Stored data
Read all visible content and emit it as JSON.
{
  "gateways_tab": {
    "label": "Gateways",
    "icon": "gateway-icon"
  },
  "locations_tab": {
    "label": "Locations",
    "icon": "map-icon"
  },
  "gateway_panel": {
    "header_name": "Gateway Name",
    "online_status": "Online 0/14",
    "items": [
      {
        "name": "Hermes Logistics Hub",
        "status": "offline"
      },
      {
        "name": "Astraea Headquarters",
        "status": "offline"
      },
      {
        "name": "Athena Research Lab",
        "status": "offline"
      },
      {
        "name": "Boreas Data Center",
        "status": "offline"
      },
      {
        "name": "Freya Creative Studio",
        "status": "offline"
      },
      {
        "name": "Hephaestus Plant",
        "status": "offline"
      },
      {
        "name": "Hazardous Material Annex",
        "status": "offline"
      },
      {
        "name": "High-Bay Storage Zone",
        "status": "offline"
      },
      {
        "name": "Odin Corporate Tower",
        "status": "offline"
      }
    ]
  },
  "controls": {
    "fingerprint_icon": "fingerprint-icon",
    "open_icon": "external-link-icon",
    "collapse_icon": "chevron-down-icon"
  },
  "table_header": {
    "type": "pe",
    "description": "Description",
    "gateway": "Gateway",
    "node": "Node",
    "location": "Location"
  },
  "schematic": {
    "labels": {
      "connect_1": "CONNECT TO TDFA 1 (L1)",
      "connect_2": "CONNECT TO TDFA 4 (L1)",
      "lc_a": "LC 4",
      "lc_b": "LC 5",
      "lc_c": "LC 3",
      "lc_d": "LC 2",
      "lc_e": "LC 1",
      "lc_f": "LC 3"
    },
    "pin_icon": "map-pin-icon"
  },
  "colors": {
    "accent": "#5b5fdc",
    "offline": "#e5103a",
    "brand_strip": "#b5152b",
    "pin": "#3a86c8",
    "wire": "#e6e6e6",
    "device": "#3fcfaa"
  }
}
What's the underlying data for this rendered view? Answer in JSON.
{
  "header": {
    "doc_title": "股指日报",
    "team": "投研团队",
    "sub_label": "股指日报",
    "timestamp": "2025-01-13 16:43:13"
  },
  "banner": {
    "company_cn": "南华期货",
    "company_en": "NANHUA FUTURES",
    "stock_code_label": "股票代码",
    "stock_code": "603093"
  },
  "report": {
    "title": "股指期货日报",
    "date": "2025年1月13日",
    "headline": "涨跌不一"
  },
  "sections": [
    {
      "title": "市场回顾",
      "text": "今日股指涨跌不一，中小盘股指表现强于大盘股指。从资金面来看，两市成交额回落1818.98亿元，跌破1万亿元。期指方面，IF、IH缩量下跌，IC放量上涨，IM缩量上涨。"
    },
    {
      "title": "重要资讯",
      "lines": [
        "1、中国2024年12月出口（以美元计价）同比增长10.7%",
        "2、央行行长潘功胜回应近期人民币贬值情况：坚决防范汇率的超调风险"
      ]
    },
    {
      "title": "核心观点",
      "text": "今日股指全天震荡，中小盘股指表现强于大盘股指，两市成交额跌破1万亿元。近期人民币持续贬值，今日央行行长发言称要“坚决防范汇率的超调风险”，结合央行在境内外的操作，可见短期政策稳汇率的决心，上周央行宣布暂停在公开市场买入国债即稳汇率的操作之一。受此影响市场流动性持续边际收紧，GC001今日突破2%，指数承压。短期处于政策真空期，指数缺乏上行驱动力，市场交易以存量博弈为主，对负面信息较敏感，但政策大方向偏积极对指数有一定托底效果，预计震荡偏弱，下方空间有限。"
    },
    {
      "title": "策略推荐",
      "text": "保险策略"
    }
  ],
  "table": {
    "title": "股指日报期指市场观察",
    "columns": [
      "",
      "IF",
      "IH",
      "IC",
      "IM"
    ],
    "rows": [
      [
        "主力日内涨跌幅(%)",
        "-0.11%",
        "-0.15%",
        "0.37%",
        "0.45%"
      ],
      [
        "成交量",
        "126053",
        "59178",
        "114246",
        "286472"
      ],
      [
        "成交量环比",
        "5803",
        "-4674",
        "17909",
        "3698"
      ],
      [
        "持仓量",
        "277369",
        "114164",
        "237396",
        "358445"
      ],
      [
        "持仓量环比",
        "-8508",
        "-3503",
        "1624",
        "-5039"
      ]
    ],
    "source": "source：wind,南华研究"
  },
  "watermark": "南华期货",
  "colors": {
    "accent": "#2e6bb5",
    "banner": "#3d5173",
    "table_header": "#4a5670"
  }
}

* [WHAT THIS TASK INVOLVES]: Starting at the line that contains "What's the underlying", quote each remaining line of the entries above, unchanged.

* [FULL OUTPUT]:
What's the underlying data for this rendered view? Answer in JSON.
{
  "header": {
    "doc_title": "股指日报",
    "team": "投研团队",
    "sub_label": "股指日报",
    "timestamp": "2025-01-13 16:43:13"
  },
  "banner": {
    "company_cn": "南华期货",
    "company_en": "NANHUA FUTURES",
    "stock_code_label": "股票代码",
    "stock_code": "603093"
  },
  "report": {
    "title": "股指期货日报",
    "date": "2025年1月13日",
    "headline": "涨跌不一"
  },
  "sections": [
    {
      "title": "市场回顾",
      "text": "今日股指涨跌不一，中小盘股指表现强于大盘股指。从资金面来看，两市成交额回落1818.98亿元，跌破1万亿元。期指方面，IF、IH缩量下跌，IC放量上涨，IM缩量上涨。"
    },
    {
      "title": "重要资讯",
      "lines": [
        "1、中国2024年12月出口（以美元计价）同比增长10.7%",
        "2、央行行长潘功胜回应近期人民币贬值情况：坚决防范汇率的超调风险"
      ]
    },
    {
      "title": "核心观点",
      "text": "今日股指全天震荡，中小盘股指表现强于大盘股指，两市成交额跌破1万亿元。近期人民币持续贬值，今日央行行长发言称要“坚决防范汇率的超调风险”，结合央行在境内外的操作，可见短期政策稳汇率的决心，上周央行宣布暂停在公开市场买入国债即稳汇率的操作之一。受此影响市场流动性持续边际收紧，GC001今日突破2%，指数承压。短期处于政策真空期，指数缺乏上行驱动力，市场交易以存量博弈为主，对负面信息较敏感，但政策大方向偏积极对指数有一定托底效果，预计震荡偏弱，下方空间有限。"
    },
    {
      "title": "策略推荐",
      "text": "保险策略"
    }
  ],
  "table": {
    "title": "股指日报期指市场观察",
    "columns": [
      "",
      "IF",
      "IH",
      "IC",
      "IM"
    ],
    "rows": [
      [
        "主力日内涨跌幅(%)",
        "-0.11%",
        "-0.15%",
        "0.37%",
        "0.45%"
      ],
      [
        "成交量",
        "126053",
        "59178",
        "114246",
        "286472"
      ],
      [
        "成交量环比",
        "5803",
        "-4674",
        "17909",
        "3698"
      ],
      [
        "持仓量",
        "277369",
        "114164",
        "237396",
        "358445"
      ],
      [
        "持仓量环比",
        "-8508",
        "-3503",
        "1624",
        "-5039"
      ]
    ],
    "source": "source：wind,南华研究"
  },
  "watermark": "南华期货",
  "colors": {
    "accent": "#2e6bb5",
    "banner": "#3d5173",
    "table_header": "#4a5670"
  }
}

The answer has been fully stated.